Every entry that follows should be repeated exactly; drop the images.

start Information shown

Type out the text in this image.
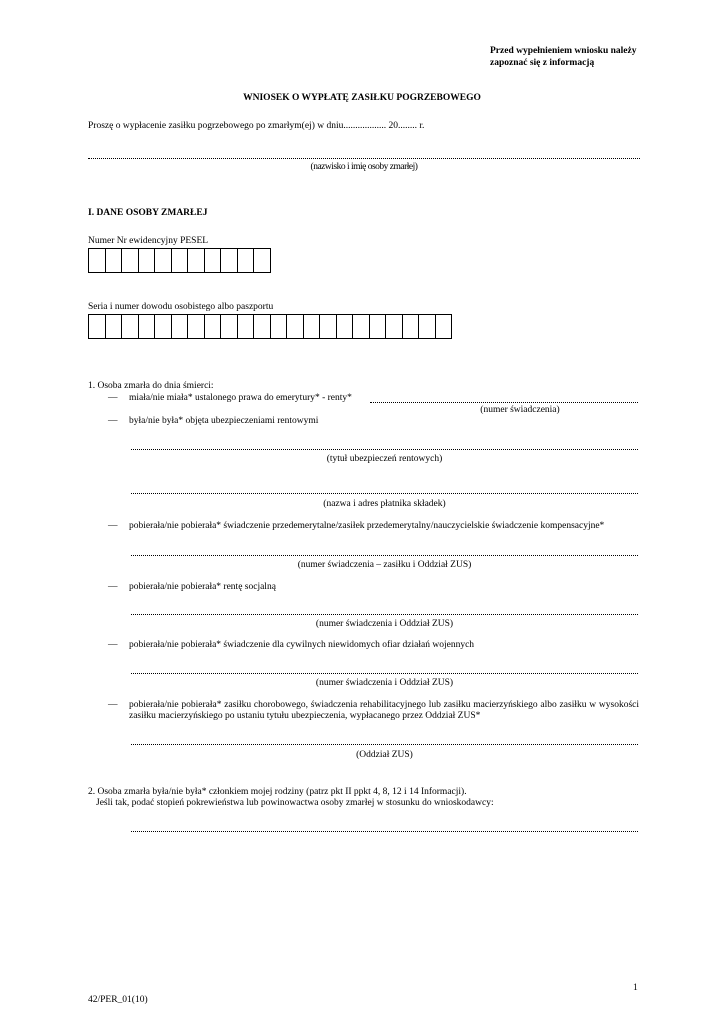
Przed wypełnieniem wniosku należy
zapoznać się z informacją
WNIOSEK O WYPŁATĘ ZASIŁKU POGRZEBOWEGO
Proszę o wypłacenie zasiłku pogrzebowego po zmarłym(ej) w dniu.................. 20........ r.
(nazwisko i imię osoby zmarłej)
I. DANE OSOBY ZMARŁEJ
Numer Nr ewidencyjny PESEL
Seria i numer dowodu osobistego albo paszportu
1. Osoba zmarła do dnia śmierci:
— miała/nie miała* ustalonego prawa do emerytury* - renty*
(numer świadczenia)
— była/nie była* objęta ubezpieczeniami rentowymi
(tytuł ubezpieczeń rentowych)
(nazwa i adres płatnika składek)
— pobierała/nie pobierała* świadczenie przedemerytalne/zasiłek przedemerytalny/nauczycielskie świadczenie kompensacyjne*
(numer świadczenia – zasiłku i Oddział ZUS)
— pobierała/nie pobierała* rentę socjalną
(numer świadczenia i Oddział ZUS)
— pobierała/nie pobierała* świadczenie dla cywilnych niewidomych ofiar działań wojennych
(numer świadczenia i Oddział ZUS)
— pobierała/nie pobierała* zasiłku chorobowego, świadczenia rehabilitacyjnego lub zasiłku macierzyńskiego albo zasiłku w wysokości zasiłku macierzyńskiego po ustaniu tytułu ubezpieczenia, wypłacanego przez Oddział ZUS*
(Oddział ZUS)
2. Osoba zmarła była/nie była* członkiem mojej rodziny (patrz pkt II ppkt 4, 8, 12 i 14 Informacji).
Jeśli tak, podać stopień pokrewieństwa lub powinowactwa osoby zmarłej w stosunku do wnioskodawcy:
1
42/PER_01(10)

end Information shown

Answer to this exercise —
Type out the text in this image.
Przed wypełnieniem wniosku należy
zapoznać się z informacją
WNIOSEK O WYPŁATĘ ZASIŁKU POGRZEBOWEGO
Proszę o wypłacenie zasiłku pogrzebowego po zmarłym(ej) w dniu.................. 20........ r.
(nazwisko i imię osoby zmarłej)
I. DANE OSOBY ZMARŁEJ
Numer Nr ewidencyjny PESEL
Seria i numer dowodu osobistego albo paszportu
1. Osoba zmarła do dnia śmierci:
— miała/nie miała* ustalonego prawa do emerytury* - renty*
(numer świadczenia)
— była/nie była* objęta ubezpieczeniami rentowymi
(tytuł ubezpieczeń rentowych)
(nazwa i adres płatnika składek)
— pobierała/nie pobierała* świadczenie przedemerytalne/zasiłek przedemerytalny/nauczycielskie świadczenie kompensacyjne*
(numer świadczenia – zasiłku i Oddział ZUS)
— pobierała/nie pobierała* rentę socjalną
(numer świadczenia i Oddział ZUS)
— pobierała/nie pobierała* świadczenie dla cywilnych niewidomych ofiar działań wojennych
(numer świadczenia i Oddział ZUS)
— pobierała/nie pobierała* zasiłku chorobowego, świadczenia rehabilitacyjnego lub zasiłku macierzyńskiego albo zasiłku w wysokości zasiłku macierzyńskiego po ustaniu tytułu ubezpieczenia, wypłacanego przez Oddział ZUS*
(Oddział ZUS)
2. Osoba zmarła była/nie była* członkiem mojej rodziny (patrz pkt II ppkt 4, 8, 12 i 14 Informacji).
Jeśli tak, podać stopień pokrewieństwa lub powinowactwa osoby zmarłej w stosunku do wnioskodawcy:
1
42/PER_01(10)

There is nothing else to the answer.